Task goal: Type out the records that follow, exactly as given.
___ Record list ___
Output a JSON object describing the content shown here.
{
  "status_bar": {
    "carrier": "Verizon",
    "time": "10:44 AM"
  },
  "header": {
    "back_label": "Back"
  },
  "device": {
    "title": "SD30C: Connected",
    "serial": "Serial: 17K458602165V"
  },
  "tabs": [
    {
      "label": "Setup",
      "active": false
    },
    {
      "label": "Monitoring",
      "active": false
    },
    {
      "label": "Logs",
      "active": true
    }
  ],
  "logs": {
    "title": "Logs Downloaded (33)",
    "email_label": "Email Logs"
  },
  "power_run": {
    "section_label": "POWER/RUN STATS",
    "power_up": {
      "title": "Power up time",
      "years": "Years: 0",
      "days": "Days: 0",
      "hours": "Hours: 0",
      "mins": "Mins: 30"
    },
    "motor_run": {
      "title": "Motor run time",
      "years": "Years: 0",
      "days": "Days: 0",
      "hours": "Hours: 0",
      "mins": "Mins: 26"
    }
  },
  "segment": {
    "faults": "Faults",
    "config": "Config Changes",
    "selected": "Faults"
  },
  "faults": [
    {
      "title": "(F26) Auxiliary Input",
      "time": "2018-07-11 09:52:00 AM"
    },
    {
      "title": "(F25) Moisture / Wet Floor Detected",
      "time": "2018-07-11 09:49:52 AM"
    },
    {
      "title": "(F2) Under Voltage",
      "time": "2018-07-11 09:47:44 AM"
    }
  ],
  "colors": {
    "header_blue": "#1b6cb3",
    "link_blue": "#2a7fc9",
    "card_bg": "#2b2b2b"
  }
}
___
Full response:
Output a JSON object describing the content shown here.
{
  "status_bar": {
    "carrier": "Verizon",
    "time": "10:44 AM"
  },
  "header": {
    "back_label": "Back"
  },
  "device": {
    "title": "SD30C: Connected",
    "serial": "Serial: 17K458602165V"
  },
  "tabs": [
    {
      "label": "Setup",
      "active": false
    },
    {
      "label": "Monitoring",
      "active": false
    },
    {
      "label": "Logs",
      "active": true
    }
  ],
  "logs": {
    "title": "Logs Downloaded (33)",
    "email_label": "Email Logs"
  },
  "power_run": {
    "section_label": "POWER/RUN STATS",
    "power_up": {
      "title": "Power up time",
      "years": "Years: 0",
      "days": "Days: 0",
      "hours": "Hours: 0",
      "mins": "Mins: 30"
    },
    "motor_run": {
      "title": "Motor run time",
      "years": "Years: 0",
      "days": "Days: 0",
      "hours": "Hours: 0",
      "mins": "Mins: 26"
    }
  },
  "segment": {
    "faults": "Faults",
    "config": "Config Changes",
    "selected": "Faults"
  },
  "faults": [
    {
      "title": "(F26) Auxiliary Input",
      "time": "2018-07-11 09:52:00 AM"
    },
    {
      "title": "(F25) Moisture / Wet Floor Detected",
      "time": "2018-07-11 09:49:52 AM"
    },
    {
      "title": "(F2) Under Voltage",
      "time": "2018-07-11 09:47:44 AM"
    }
  ],
  "colors": {
    "header_blue": "#1b6cb3",
    "link_blue": "#2a7fc9",
    "card_bg": "#2b2b2b"
  }
}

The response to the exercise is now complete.